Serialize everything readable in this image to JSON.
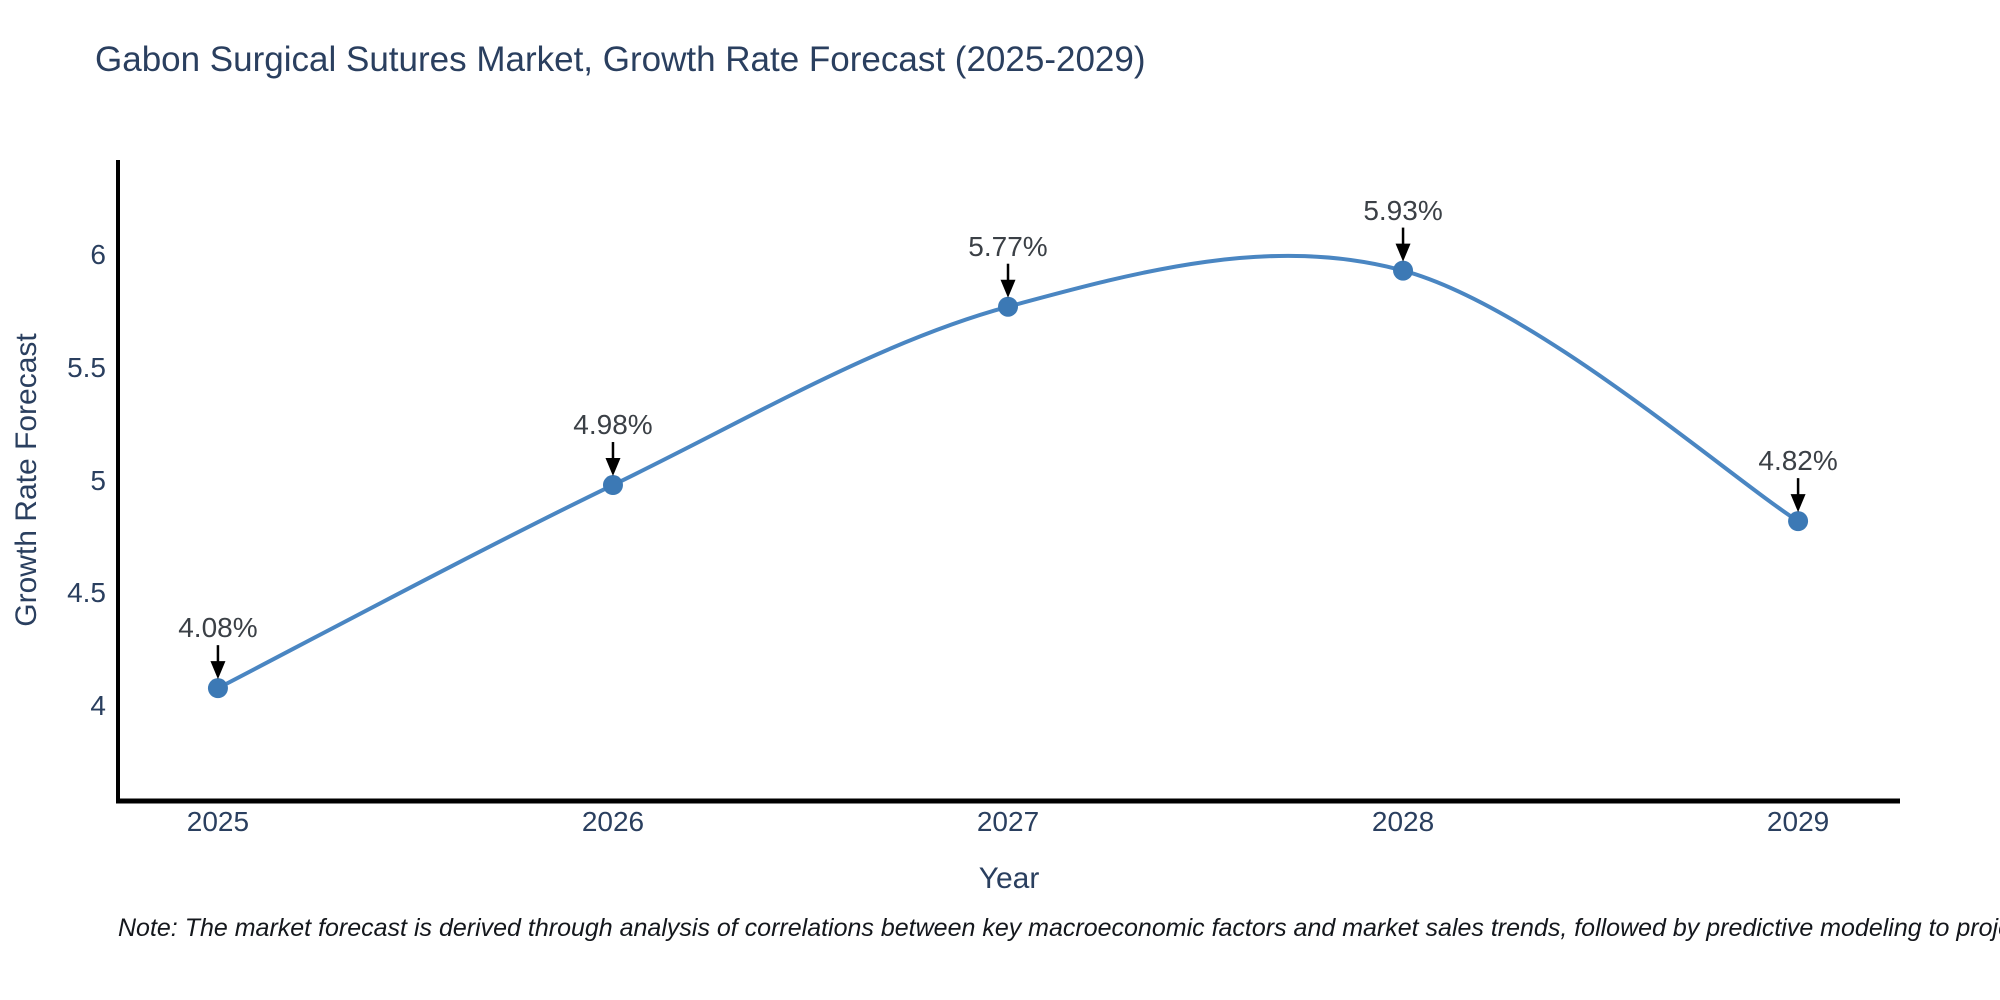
{
  "note": "Note: The market forecast is derived through analysis of correlations between key macroeconomic factors and market sales trends, followed by predictive modeling to project future sales",
  "chart_data": {
    "type": "line",
    "title": "Gabon Surgical Sutures Market, Growth Rate Forecast (2025-2029)",
    "xlabel": "Year",
    "ylabel": "Growth Rate Forecast",
    "x": [
      "2025",
      "2026",
      "2027",
      "2028",
      "2029"
    ],
    "series": [
      {
        "name": "Growth Rate Forecast",
        "values": [
          4.08,
          4.98,
          5.77,
          5.93,
          4.82
        ]
      }
    ],
    "point_labels": [
      "4.08%",
      "4.98%",
      "5.77%",
      "5.93%",
      "4.82%"
    ],
    "ytick_values": [
      4,
      4.5,
      5,
      5.5,
      6
    ],
    "ytick_labels": [
      "4",
      "4.5",
      "5",
      "5.5",
      "6"
    ],
    "ylim": [
      3.58,
      6.42
    ],
    "xlim": [
      -0.253,
      4.258
    ],
    "line_shape": "spline",
    "grid": false,
    "legend": "none",
    "colors": {
      "line": "#4a86c2",
      "marker": "#3c79b5",
      "axis": "#000000",
      "arrow": "#000000",
      "title_text": "#2a3f5f",
      "tick_text": "#2a3f5f",
      "point_label_text": "#3b4046",
      "note_text": "#14171c",
      "background": "#ffffff"
    }
  }
}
=======
**Requirement:**
Which lines contain "Rate"? Show each of them.

**Task result:**
    "title": "Gabon Surgical Sutures Market, Growth Rate Forecast (2025-2029)",
    "ylabel": "Growth Rate Forecast",
        "name": "Growth Rate Forecast",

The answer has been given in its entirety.